— Start DATA SUPPLIED —

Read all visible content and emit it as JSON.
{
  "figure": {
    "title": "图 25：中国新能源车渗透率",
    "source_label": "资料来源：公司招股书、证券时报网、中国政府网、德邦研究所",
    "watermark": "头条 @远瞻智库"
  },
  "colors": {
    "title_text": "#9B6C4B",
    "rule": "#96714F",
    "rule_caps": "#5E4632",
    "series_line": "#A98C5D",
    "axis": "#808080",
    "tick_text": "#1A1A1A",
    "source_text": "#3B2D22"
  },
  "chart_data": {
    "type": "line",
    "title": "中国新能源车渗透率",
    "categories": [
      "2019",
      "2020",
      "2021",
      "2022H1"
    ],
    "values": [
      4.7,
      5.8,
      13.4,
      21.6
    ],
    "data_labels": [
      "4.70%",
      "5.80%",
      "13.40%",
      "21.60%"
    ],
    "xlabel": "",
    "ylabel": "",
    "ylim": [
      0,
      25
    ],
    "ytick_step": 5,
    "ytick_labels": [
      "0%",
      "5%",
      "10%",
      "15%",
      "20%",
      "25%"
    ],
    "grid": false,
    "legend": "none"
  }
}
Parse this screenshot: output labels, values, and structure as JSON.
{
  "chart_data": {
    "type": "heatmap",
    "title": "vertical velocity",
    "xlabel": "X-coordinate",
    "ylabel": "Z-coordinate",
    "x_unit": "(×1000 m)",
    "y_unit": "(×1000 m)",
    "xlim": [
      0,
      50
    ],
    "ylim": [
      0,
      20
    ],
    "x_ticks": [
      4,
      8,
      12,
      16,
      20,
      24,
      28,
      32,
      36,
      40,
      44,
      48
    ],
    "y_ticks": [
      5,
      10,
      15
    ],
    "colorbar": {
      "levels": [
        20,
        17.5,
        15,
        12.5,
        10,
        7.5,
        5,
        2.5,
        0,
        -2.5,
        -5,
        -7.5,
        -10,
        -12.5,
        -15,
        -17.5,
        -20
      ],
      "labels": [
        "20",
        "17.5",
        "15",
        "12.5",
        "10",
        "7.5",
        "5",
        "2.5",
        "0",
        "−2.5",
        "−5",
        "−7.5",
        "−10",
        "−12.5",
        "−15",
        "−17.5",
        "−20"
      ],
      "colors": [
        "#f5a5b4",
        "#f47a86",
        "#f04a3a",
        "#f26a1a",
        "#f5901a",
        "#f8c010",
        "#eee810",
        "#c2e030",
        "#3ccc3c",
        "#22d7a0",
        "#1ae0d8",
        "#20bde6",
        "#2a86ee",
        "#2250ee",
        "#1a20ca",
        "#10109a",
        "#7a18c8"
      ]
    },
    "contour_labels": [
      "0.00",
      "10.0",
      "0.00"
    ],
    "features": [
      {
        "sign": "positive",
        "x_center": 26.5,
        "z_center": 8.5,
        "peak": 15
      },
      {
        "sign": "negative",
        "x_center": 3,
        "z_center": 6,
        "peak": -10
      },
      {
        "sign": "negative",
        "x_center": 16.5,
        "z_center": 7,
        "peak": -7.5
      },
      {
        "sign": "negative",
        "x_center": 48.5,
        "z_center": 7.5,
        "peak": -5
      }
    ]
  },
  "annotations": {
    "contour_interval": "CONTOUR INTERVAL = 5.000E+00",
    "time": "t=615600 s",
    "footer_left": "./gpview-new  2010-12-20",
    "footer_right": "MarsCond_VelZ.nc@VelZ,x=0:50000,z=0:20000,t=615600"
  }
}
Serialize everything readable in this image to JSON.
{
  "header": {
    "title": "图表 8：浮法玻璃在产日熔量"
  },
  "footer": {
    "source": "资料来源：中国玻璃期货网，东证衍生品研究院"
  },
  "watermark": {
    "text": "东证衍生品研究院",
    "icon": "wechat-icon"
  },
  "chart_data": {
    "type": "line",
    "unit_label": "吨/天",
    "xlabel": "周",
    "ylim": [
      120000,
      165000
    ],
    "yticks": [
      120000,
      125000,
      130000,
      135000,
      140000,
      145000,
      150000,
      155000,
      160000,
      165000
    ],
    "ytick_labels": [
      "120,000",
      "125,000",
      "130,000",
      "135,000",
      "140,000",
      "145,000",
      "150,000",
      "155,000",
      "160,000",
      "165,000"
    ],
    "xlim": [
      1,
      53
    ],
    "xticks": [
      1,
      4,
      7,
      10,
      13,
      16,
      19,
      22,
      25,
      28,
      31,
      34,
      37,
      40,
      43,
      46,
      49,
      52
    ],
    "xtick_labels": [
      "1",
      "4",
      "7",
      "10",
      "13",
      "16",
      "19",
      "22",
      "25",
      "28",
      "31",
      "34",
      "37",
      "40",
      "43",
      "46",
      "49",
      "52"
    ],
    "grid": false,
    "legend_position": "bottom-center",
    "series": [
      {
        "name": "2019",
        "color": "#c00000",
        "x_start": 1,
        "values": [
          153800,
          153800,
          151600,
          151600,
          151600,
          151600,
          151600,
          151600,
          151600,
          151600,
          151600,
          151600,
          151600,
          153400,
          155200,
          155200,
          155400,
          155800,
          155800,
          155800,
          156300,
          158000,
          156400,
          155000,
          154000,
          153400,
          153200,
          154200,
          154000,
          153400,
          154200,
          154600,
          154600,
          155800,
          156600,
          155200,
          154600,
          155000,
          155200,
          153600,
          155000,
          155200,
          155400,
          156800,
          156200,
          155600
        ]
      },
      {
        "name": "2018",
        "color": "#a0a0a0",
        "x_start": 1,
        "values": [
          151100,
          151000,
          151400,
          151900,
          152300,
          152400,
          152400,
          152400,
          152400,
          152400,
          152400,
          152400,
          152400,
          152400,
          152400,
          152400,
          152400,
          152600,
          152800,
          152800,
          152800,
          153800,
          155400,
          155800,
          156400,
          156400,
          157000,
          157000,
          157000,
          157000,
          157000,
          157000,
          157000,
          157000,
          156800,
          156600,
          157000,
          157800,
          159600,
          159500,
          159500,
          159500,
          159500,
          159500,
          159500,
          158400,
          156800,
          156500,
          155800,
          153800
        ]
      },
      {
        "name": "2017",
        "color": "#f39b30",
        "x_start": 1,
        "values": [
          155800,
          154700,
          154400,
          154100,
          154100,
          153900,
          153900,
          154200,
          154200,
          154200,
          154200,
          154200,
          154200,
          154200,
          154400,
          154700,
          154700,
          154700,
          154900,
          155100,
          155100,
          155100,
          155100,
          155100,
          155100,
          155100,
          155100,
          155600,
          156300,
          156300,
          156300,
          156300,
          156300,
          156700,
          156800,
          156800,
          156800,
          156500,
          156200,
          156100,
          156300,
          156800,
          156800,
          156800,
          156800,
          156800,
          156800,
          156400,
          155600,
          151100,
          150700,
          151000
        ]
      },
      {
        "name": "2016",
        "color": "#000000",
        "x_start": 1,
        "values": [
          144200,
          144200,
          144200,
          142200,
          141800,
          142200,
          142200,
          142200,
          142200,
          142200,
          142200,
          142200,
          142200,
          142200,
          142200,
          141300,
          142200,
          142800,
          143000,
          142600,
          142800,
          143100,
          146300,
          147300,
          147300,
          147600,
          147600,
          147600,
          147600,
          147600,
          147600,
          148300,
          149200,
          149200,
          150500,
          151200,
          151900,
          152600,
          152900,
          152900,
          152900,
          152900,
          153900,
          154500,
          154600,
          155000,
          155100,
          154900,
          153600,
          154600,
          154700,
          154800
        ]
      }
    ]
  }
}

— End DATA SUPPLIED —

**WRITTEN PROBLEM**
Copy out the material word for word and line for line.

**THE OUTPUT**
Read all visible content and emit it as JSON.
{
  "figure": {
    "title": "图 25：中国新能源车渗透率",
    "source_label": "资料来源：公司招股书、证券时报网、中国政府网、德邦研究所",
    "watermark": "头条 @远瞻智库"
  },
  "colors": {
    "title_text": "#9B6C4B",
    "rule": "#96714F",
    "rule_caps": "#5E4632",
    "series_line": "#A98C5D",
    "axis": "#808080",
    "tick_text": "#1A1A1A",
    "source_text": "#3B2D22"
  },
  "chart_data": {
    "type": "line",
    "title": "中国新能源车渗透率",
    "categories": [
      "2019",
      "2020",
      "2021",
      "2022H1"
    ],
    "values": [
      4.7,
      5.8,
      13.4,
      21.6
    ],
    "data_labels": [
      "4.70%",
      "5.80%",
      "13.40%",
      "21.60%"
    ],
    "xlabel": "",
    "ylabel": "",
    "ylim": [
      0,
      25
    ],
    "ytick_step": 5,
    "ytick_labels": [
      "0%",
      "5%",
      "10%",
      "15%",
      "20%",
      "25%"
    ],
    "grid": false,
    "legend": "none"
  }
}
Parse this screenshot: output labels, values, and structure as JSON.
{
  "chart_data": {
    "type": "heatmap",
    "title": "vertical velocity",
    "xlabel": "X-coordinate",
    "ylabel": "Z-coordinate",
    "x_unit": "(×1000 m)",
    "y_unit": "(×1000 m)",
    "xlim": [
      0,
      50
    ],
    "ylim": [
      0,
      20
    ],
    "x_ticks": [
      4,
      8,
      12,
      16,
      20,
      24,
      28,
      32,
      36,
      40,
      44,
      48
    ],
    "y_ticks": [
      5,
      10,
      15
    ],
    "colorbar": {
      "levels": [
        20,
        17.5,
        15,
        12.5,
        10,
        7.5,
        5,
        2.5,
        0,
        -2.5,
        -5,
        -7.5,
        -10,
        -12.5,
        -15,
        -17.5,
        -20
      ],
      "labels": [
        "20",
        "17.5",
        "15",
        "12.5",
        "10",
        "7.5",
        "5",
        "2.5",
        "0",
        "−2.5",
        "−5",
        "−7.5",
        "−10",
        "−12.5",
        "−15",
        "−17.5",
        "−20"
      ],
      "colors": [
        "#f5a5b4",
        "#f47a86",
        "#f04a3a",
        "#f26a1a",
        "#f5901a",
        "#f8c010",
        "#eee810",
        "#c2e030",
        "#3ccc3c",
        "#22d7a0",
        "#1ae0d8",
        "#20bde6",
        "#2a86ee",
        "#2250ee",
        "#1a20ca",
        "#10109a",
        "#7a18c8"
      ]
    },
    "contour_labels": [
      "0.00",
      "10.0",
      "0.00"
    ],
    "features": [
      {
        "sign": "positive",
        "x_center": 26.5,
        "z_center": 8.5,
        "peak": 15
      },
      {
        "sign": "negative",
        "x_center": 3,
        "z_center": 6,
        "peak": -10
      },
      {
        "sign": "negative",
        "x_center": 16.5,
        "z_center": 7,
        "peak": -7.5
      },
      {
        "sign": "negative",
        "x_center": 48.5,
        "z_center": 7.5,
        "peak": -5
      }
    ]
  },
  "annotations": {
    "contour_interval": "CONTOUR INTERVAL = 5.000E+00",
    "time": "t=615600 s",
    "footer_left": "./gpview-new  2010-12-20",
    "footer_right": "MarsCond_VelZ.nc@VelZ,x=0:50000,z=0:20000,t=615600"
  }
}
Serialize everything readable in this image to JSON.
{
  "header": {
    "title": "图表 8：浮法玻璃在产日熔量"
  },
  "footer": {
    "source": "资料来源：中国玻璃期货网，东证衍生品研究院"
  },
  "watermark": {
    "text": "东证衍生品研究院",
    "icon": "wechat-icon"
  },
  "chart_data": {
    "type": "line",
    "unit_label": "吨/天",
    "xlabel": "周",
    "ylim": [
      120000,
      165000
    ],
    "yticks": [
      120000,
      125000,
      130000,
      135000,
      140000,
      145000,
      150000,
      155000,
      160000,
      165000
    ],
    "ytick_labels": [
      "120,000",
      "125,000",
      "130,000",
      "135,000",
      "140,000",
      "145,000",
      "150,000",
      "155,000",
      "160,000",
      "165,000"
    ],
    "xlim": [
      1,
      53
    ],
    "xticks": [
      1,
      4,
      7,
      10,
      13,
      16,
      19,
      22,
      25,
      28,
      31,
      34,
      37,
      40,
      43,
      46,
      49,
      52
    ],
    "xtick_labels": [
      "1",
      "4",
      "7",
      "10",
      "13",
      "16",
      "19",
      "22",
      "25",
      "28",
      "31",
      "34",
      "37",
      "40",
      "43",
      "46",
      "49",
      "52"
    ],
    "grid": false,
    "legend_position": "bottom-center",
    "series": [
      {
        "name": "2019",
        "color": "#c00000",
        "x_start": 1,
        "values": [
          153800,
          153800,
          151600,
          151600,
          151600,
          151600,
          151600,
          151600,
          151600,
          151600,
          151600,
          151600,
          151600,
          153400,
          155200,
          155200,
          155400,
          155800,
          155800,
          155800,
          156300,
          158000,
          156400,
          155000,
          154000,
          153400,
          153200,
          154200,
          154000,
          153400,
          154200,
          154600,
          154600,
          155800,
          156600,
          155200,
          154600,
          155000,
          155200,
          153600,
          155000,
          155200,
          155400,
          156800,
          156200,
          155600
        ]
      },
      {
        "name": "2018",
        "color": "#a0a0a0",
        "x_start": 1,
        "values": [
          151100,
          151000,
          151400,
          151900,
          152300,
          152400,
          152400,
          152400,
          152400,
          152400,
          152400,
          152400,
          152400,
          152400,
          152400,
          152400,
          152400,
          152600,
          152800,
          152800,
          152800,
          153800,
          155400,
          155800,
          156400,
          156400,
          157000,
          157000,
          157000,
          157000,
          157000,
          157000,
          157000,
          157000,
          156800,
          156600,
          157000,
          157800,
          159600,
          159500,
          159500,
          159500,
          159500,
          159500,
          159500,
          158400,
          156800,
          156500,
          155800,
          153800
        ]
      },
      {
        "name": "2017",
        "color": "#f39b30",
        "x_start": 1,
        "values": [
          155800,
          154700,
          154400,
          154100,
          154100,
          153900,
          153900,
          154200,
          154200,
          154200,
          154200,
          154200,
          154200,
          154200,
          154400,
          154700,
          154700,
          154700,
          154900,
          155100,
          155100,
          155100,
          155100,
          155100,
          155100,
          155100,
          155100,
          155600,
          156300,
          156300,
          156300,
          156300,
          156300,
          156700,
          156800,
          156800,
          156800,
          156500,
          156200,
          156100,
          156300,
          156800,
          156800,
          156800,
          156800,
          156800,
          156800,
          156400,
          155600,
          151100,
          150700,
          151000
        ]
      },
      {
        "name": "2016",
        "color": "#000000",
        "x_start": 1,
        "values": [
          144200,
          144200,
          144200,
          142200,
          141800,
          142200,
          142200,
          142200,
          142200,
          142200,
          142200,
          142200,
          142200,
          142200,
          142200,
          141300,
          142200,
          142800,
          143000,
          142600,
          142800,
          143100,
          146300,
          147300,
          147300,
          147600,
          147600,
          147600,
          147600,
          147600,
          147600,
          148300,
          149200,
          149200,
          150500,
          151200,
          151900,
          152600,
          152900,
          152900,
          152900,
          152900,
          153900,
          154500,
          154600,
          155000,
          155100,
          154900,
          153600,
          154600,
          154700,
          154800
        ]
      }
    ]
  }
}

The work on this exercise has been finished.